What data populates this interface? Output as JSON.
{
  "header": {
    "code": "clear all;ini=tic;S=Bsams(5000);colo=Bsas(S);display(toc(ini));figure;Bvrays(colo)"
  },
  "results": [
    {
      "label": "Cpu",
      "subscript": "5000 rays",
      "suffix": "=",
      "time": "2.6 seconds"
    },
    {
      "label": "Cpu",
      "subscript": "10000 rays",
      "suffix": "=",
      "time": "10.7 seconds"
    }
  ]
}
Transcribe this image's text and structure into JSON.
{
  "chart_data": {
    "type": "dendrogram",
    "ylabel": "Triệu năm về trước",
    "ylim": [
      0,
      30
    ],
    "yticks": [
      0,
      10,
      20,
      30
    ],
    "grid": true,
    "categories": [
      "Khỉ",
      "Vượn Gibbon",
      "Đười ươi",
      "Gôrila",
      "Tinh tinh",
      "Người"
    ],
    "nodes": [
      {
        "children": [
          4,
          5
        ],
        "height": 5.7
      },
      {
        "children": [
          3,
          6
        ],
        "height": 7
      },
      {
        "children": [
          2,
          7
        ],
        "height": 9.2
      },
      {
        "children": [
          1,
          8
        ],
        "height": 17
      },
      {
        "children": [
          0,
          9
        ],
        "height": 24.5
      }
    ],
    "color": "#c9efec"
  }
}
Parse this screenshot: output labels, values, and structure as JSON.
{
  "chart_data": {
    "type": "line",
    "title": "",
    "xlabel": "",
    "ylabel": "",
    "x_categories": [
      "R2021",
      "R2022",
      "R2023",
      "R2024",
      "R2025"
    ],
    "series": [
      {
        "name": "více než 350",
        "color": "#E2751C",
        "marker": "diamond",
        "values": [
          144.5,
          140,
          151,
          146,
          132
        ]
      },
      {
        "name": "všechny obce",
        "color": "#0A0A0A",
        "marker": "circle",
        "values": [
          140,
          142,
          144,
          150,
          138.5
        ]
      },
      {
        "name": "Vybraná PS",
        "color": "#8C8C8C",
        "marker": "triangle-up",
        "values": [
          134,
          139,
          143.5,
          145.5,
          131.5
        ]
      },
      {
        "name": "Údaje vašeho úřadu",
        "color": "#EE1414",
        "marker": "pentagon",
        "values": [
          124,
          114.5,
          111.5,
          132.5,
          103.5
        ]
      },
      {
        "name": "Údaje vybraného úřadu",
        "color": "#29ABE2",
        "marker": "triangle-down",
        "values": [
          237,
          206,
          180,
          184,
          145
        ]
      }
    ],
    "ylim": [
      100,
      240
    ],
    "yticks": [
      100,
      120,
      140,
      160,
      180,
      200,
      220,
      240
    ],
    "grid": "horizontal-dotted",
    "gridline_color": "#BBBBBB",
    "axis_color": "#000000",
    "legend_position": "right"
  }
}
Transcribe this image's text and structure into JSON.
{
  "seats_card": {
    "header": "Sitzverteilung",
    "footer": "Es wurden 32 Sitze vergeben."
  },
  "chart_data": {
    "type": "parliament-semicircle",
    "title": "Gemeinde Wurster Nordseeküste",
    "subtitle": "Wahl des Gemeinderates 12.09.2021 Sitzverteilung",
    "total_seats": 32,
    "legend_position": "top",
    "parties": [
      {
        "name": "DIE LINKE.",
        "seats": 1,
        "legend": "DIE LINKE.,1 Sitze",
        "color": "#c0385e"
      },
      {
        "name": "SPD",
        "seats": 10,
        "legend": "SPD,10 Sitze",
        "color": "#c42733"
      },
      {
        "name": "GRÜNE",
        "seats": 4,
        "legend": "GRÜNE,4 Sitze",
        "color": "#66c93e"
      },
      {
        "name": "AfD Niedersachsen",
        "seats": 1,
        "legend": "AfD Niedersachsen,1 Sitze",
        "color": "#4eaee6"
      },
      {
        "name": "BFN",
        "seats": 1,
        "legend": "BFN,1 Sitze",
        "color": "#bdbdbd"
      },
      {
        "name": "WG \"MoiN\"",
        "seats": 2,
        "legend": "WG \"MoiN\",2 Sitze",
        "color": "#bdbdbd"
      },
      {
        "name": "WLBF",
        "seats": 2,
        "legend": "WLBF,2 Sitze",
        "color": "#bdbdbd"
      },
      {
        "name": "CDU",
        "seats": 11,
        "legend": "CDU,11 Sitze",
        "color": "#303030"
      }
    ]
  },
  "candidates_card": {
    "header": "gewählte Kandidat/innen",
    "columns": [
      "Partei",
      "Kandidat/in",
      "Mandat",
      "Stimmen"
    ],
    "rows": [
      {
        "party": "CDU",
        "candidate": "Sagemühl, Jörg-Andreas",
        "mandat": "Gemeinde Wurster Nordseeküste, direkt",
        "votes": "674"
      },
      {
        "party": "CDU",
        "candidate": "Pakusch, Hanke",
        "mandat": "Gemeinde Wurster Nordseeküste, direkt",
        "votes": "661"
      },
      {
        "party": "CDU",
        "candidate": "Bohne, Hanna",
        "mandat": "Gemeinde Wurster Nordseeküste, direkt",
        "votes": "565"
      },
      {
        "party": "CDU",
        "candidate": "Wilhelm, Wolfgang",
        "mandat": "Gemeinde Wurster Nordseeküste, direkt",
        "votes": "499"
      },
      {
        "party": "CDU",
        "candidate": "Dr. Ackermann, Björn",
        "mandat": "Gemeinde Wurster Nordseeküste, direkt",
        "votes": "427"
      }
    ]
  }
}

—————

== PROBLEM STATEMENT ==
Return the material exactly as it stands.

== RESULT ==
What data populates this interface? Output as JSON.
{
  "header": {
    "code": "clear all;ini=tic;S=Bsams(5000);colo=Bsas(S);display(toc(ini));figure;Bvrays(colo)"
  },
  "results": [
    {
      "label": "Cpu",
      "subscript": "5000 rays",
      "suffix": "=",
      "time": "2.6 seconds"
    },
    {
      "label": "Cpu",
      "subscript": "10000 rays",
      "suffix": "=",
      "time": "10.7 seconds"
    }
  ]
}
Transcribe this image's text and structure into JSON.
{
  "chart_data": {
    "type": "dendrogram",
    "ylabel": "Triệu năm về trước",
    "ylim": [
      0,
      30
    ],
    "yticks": [
      0,
      10,
      20,
      30
    ],
    "grid": true,
    "categories": [
      "Khỉ",
      "Vượn Gibbon",
      "Đười ươi",
      "Gôrila",
      "Tinh tinh",
      "Người"
    ],
    "nodes": [
      {
        "children": [
          4,
          5
        ],
        "height": 5.7
      },
      {
        "children": [
          3,
          6
        ],
        "height": 7
      },
      {
        "children": [
          2,
          7
        ],
        "height": 9.2
      },
      {
        "children": [
          1,
          8
        ],
        "height": 17
      },
      {
        "children": [
          0,
          9
        ],
        "height": 24.5
      }
    ],
    "color": "#c9efec"
  }
}
Parse this screenshot: output labels, values, and structure as JSON.
{
  "chart_data": {
    "type": "line",
    "title": "",
    "xlabel": "",
    "ylabel": "",
    "x_categories": [
      "R2021",
      "R2022",
      "R2023",
      "R2024",
      "R2025"
    ],
    "series": [
      {
        "name": "více než 350",
        "color": "#E2751C",
        "marker": "diamond",
        "values": [
          144.5,
          140,
          151,
          146,
          132
        ]
      },
      {
        "name": "všechny obce",
        "color": "#0A0A0A",
        "marker": "circle",
        "values": [
          140,
          142,
          144,
          150,
          138.5
        ]
      },
      {
        "name": "Vybraná PS",
        "color": "#8C8C8C",
        "marker": "triangle-up",
        "values": [
          134,
          139,
          143.5,
          145.5,
          131.5
        ]
      },
      {
        "name": "Údaje vašeho úřadu",
        "color": "#EE1414",
        "marker": "pentagon",
        "values": [
          124,
          114.5,
          111.5,
          132.5,
          103.5
        ]
      },
      {
        "name": "Údaje vybraného úřadu",
        "color": "#29ABE2",
        "marker": "triangle-down",
        "values": [
          237,
          206,
          180,
          184,
          145
        ]
      }
    ],
    "ylim": [
      100,
      240
    ],
    "yticks": [
      100,
      120,
      140,
      160,
      180,
      200,
      220,
      240
    ],
    "grid": "horizontal-dotted",
    "gridline_color": "#BBBBBB",
    "axis_color": "#000000",
    "legend_position": "right"
  }
}
Transcribe this image's text and structure into JSON.
{
  "seats_card": {
    "header": "Sitzverteilung",
    "footer": "Es wurden 32 Sitze vergeben."
  },
  "chart_data": {
    "type": "parliament-semicircle",
    "title": "Gemeinde Wurster Nordseeküste",
    "subtitle": "Wahl des Gemeinderates 12.09.2021 Sitzverteilung",
    "total_seats": 32,
    "legend_position": "top",
    "parties": [
      {
        "name": "DIE LINKE.",
        "seats": 1,
        "legend": "DIE LINKE.,1 Sitze",
        "color": "#c0385e"
      },
      {
        "name": "SPD",
        "seats": 10,
        "legend": "SPD,10 Sitze",
        "color": "#c42733"
      },
      {
        "name": "GRÜNE",
        "seats": 4,
        "legend": "GRÜNE,4 Sitze",
        "color": "#66c93e"
      },
      {
        "name": "AfD Niedersachsen",
        "seats": 1,
        "legend": "AfD Niedersachsen,1 Sitze",
        "color": "#4eaee6"
      },
      {
        "name": "BFN",
        "seats": 1,
        "legend": "BFN,1 Sitze",
        "color": "#bdbdbd"
      },
      {
        "name": "WG \"MoiN\"",
        "seats": 2,
        "legend": "WG \"MoiN\",2 Sitze",
        "color": "#bdbdbd"
      },
      {
        "name": "WLBF",
        "seats": 2,
        "legend": "WLBF,2 Sitze",
        "color": "#bdbdbd"
      },
      {
        "name": "CDU",
        "seats": 11,
        "legend": "CDU,11 Sitze",
        "color": "#303030"
      }
    ]
  },
  "candidates_card": {
    "header": "gewählte Kandidat/innen",
    "columns": [
      "Partei",
      "Kandidat/in",
      "Mandat",
      "Stimmen"
    ],
    "rows": [
      {
        "party": "CDU",
        "candidate": "Sagemühl, Jörg-Andreas",
        "mandat": "Gemeinde Wurster Nordseeküste, direkt",
        "votes": "674"
      },
      {
        "party": "CDU",
        "candidate": "Pakusch, Hanke",
        "mandat": "Gemeinde Wurster Nordseeküste, direkt",
        "votes": "661"
      },
      {
        "party": "CDU",
        "candidate": "Bohne, Hanna",
        "mandat": "Gemeinde Wurster Nordseeküste, direkt",
        "votes": "565"
      },
      {
        "party": "CDU",
        "candidate": "Wilhelm, Wolfgang",
        "mandat": "Gemeinde Wurster Nordseeküste, direkt",
        "votes": "499"
      },
      {
        "party": "CDU",
        "candidate": "Dr. Ackermann, Björn",
        "mandat": "Gemeinde Wurster Nordseeküste, direkt",
        "votes": "427"
      }
    ]
  }
}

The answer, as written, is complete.